Objective ->
Assemble all lines in which the string "проектов" appears.

Data to use ->

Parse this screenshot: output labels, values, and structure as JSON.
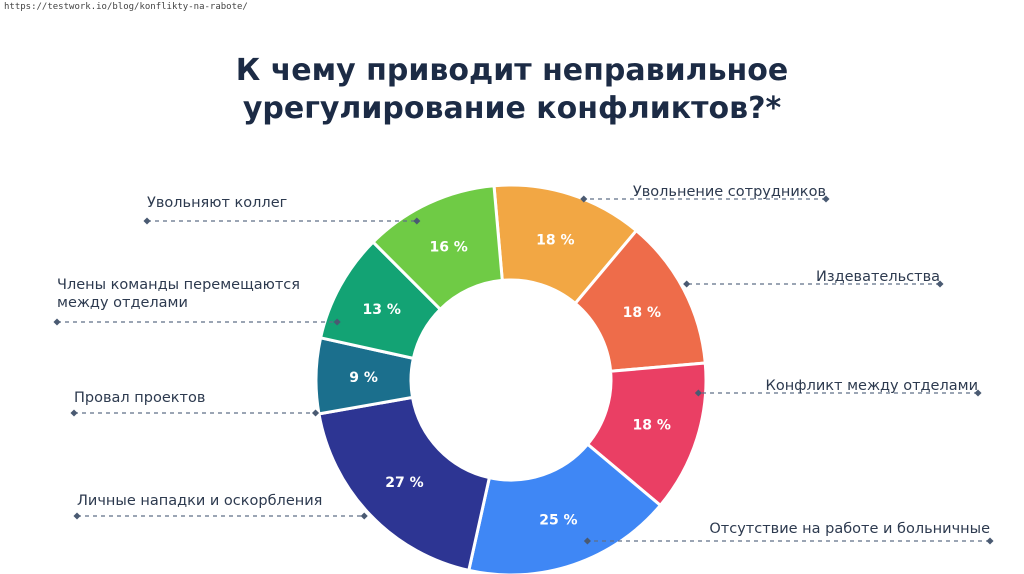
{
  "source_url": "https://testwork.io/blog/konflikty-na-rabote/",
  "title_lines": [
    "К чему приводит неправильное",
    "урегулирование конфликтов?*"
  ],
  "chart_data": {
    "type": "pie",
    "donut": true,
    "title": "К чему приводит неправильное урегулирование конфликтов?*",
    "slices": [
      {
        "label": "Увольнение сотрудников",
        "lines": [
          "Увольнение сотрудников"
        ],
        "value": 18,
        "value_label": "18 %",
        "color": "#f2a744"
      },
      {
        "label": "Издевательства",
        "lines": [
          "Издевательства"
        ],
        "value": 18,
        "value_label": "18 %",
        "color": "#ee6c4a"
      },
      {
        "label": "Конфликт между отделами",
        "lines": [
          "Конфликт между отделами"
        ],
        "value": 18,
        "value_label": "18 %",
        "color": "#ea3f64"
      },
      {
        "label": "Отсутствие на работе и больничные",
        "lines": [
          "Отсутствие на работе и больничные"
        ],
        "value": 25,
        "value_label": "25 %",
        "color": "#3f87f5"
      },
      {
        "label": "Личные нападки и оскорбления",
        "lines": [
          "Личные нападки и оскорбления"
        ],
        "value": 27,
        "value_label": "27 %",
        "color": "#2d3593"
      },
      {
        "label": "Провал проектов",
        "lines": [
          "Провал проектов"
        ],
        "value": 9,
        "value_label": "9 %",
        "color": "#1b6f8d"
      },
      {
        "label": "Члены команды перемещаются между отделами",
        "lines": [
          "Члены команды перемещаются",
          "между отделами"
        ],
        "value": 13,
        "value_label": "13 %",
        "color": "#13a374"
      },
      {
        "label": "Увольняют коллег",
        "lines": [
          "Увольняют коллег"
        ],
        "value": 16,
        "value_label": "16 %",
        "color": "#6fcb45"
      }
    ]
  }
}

---

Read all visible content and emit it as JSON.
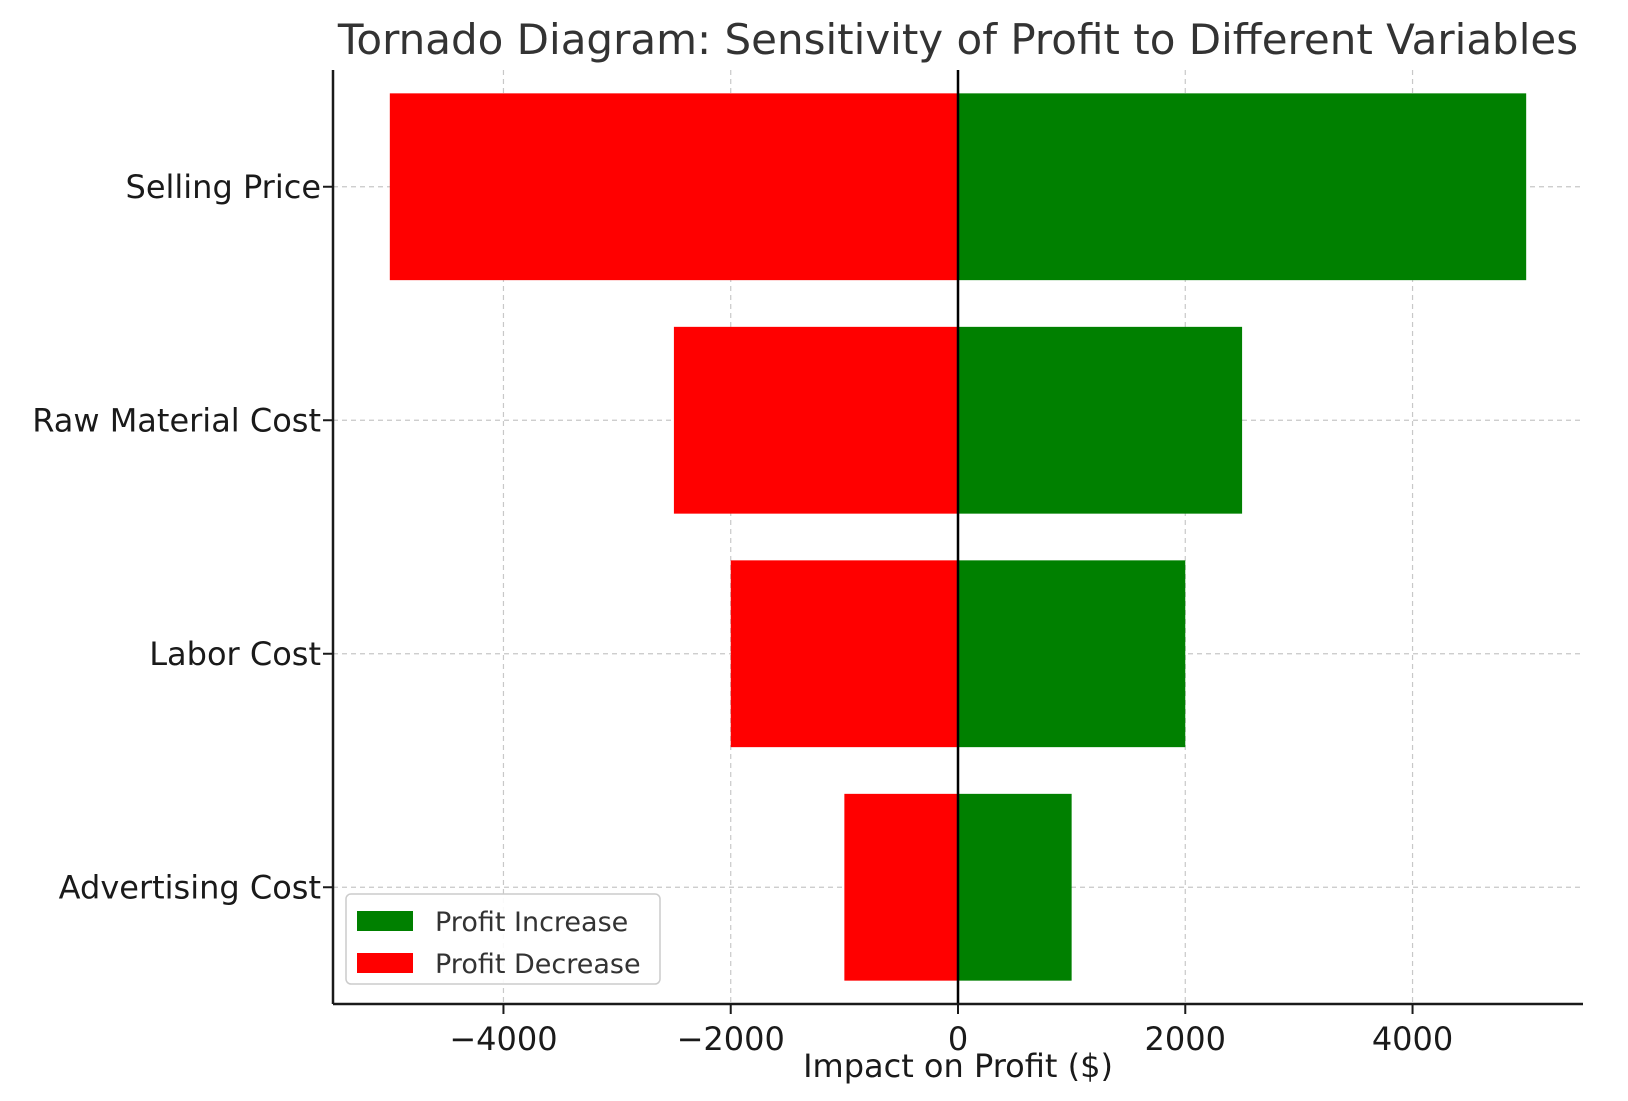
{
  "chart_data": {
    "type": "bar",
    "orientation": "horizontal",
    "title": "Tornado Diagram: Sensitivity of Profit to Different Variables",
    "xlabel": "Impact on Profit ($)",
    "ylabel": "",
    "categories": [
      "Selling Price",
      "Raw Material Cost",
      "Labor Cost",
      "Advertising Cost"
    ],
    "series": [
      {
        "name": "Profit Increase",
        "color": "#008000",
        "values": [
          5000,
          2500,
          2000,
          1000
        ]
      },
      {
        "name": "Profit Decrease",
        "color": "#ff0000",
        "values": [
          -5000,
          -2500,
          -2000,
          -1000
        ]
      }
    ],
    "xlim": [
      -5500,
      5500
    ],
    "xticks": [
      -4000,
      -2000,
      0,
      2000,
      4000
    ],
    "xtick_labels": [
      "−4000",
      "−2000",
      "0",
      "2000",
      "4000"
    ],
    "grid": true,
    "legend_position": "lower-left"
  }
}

Complete response ->
        "label": "Провал проектов",
          "Провал проектов"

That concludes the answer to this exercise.